• **DATA FOR THIS EXERCISE**
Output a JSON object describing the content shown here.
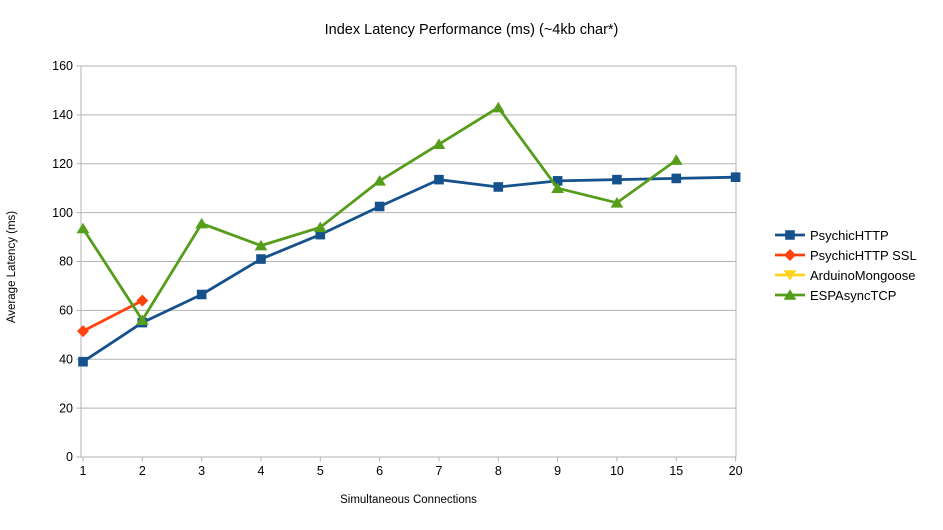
{
  "chart_data": {
    "type": "line",
    "title": "Index Latency Performance (ms) (~4kb char*)",
    "xlabel": "Simultaneous Connections",
    "ylabel": "Average Latency (ms)",
    "categories": [
      "1",
      "2",
      "3",
      "4",
      "5",
      "6",
      "7",
      "8",
      "9",
      "10",
      "15",
      "20"
    ],
    "ylim": [
      0,
      160
    ],
    "ytick_step": 20,
    "grid": "horizontal",
    "legend_position": "right",
    "colors": {
      "axis": "#b3b3b3",
      "grid": "#b3b3b3",
      "text": "#000000",
      "background": "#ffffff"
    },
    "series": [
      {
        "name": "PsychicHTTP",
        "color": "#15518c",
        "marker": "square",
        "values": [
          39,
          55,
          66.5,
          81,
          91,
          102.5,
          113.5,
          110.5,
          113,
          113.5,
          114,
          114.5
        ]
      },
      {
        "name": "PsychicHTTP SSL",
        "color": "#ff420e",
        "marker": "diamond",
        "values": [
          51.5,
          64,
          null,
          null,
          null,
          null,
          null,
          null,
          null,
          null,
          null,
          null
        ]
      },
      {
        "name": "ArduinoMongoose",
        "color": "#ffd320",
        "marker": "triangle-down",
        "values": [
          null,
          null,
          null,
          null,
          null,
          null,
          null,
          null,
          null,
          null,
          null,
          null
        ]
      },
      {
        "name": "ESPAsyncTCP",
        "color": "#579d1c",
        "marker": "triangle-up",
        "values": [
          93.5,
          56,
          95.5,
          86.5,
          94,
          113,
          128,
          143,
          110,
          104,
          121.5,
          null
        ]
      }
    ]
  }
}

• **WRITTEN EXERCISE**
Write every entry out again exactly, dropping the pictures.

• **RESPONSE**
Output a JSON object describing the content shown here.
{
  "chart_data": {
    "type": "line",
    "title": "Index Latency Performance (ms) (~4kb char*)",
    "xlabel": "Simultaneous Connections",
    "ylabel": "Average Latency (ms)",
    "categories": [
      "1",
      "2",
      "3",
      "4",
      "5",
      "6",
      "7",
      "8",
      "9",
      "10",
      "15",
      "20"
    ],
    "ylim": [
      0,
      160
    ],
    "ytick_step": 20,
    "grid": "horizontal",
    "legend_position": "right",
    "colors": {
      "axis": "#b3b3b3",
      "grid": "#b3b3b3",
      "text": "#000000",
      "background": "#ffffff"
    },
    "series": [
      {
        "name": "PsychicHTTP",
        "color": "#15518c",
        "marker": "square",
        "values": [
          39,
          55,
          66.5,
          81,
          91,
          102.5,
          113.5,
          110.5,
          113,
          113.5,
          114,
          114.5
        ]
      },
      {
        "name": "PsychicHTTP SSL",
        "color": "#ff420e",
        "marker": "diamond",
        "values": [
          51.5,
          64,
          null,
          null,
          null,
          null,
          null,
          null,
          null,
          null,
          null,
          null
        ]
      },
      {
        "name": "ArduinoMongoose",
        "color": "#ffd320",
        "marker": "triangle-down",
        "values": [
          null,
          null,
          null,
          null,
          null,
          null,
          null,
          null,
          null,
          null,
          null,
          null
        ]
      },
      {
        "name": "ESPAsyncTCP",
        "color": "#579d1c",
        "marker": "triangle-up",
        "values": [
          93.5,
          56,
          95.5,
          86.5,
          94,
          113,
          128,
          143,
          110,
          104,
          121.5,
          null
        ]
      }
    ]
  }
}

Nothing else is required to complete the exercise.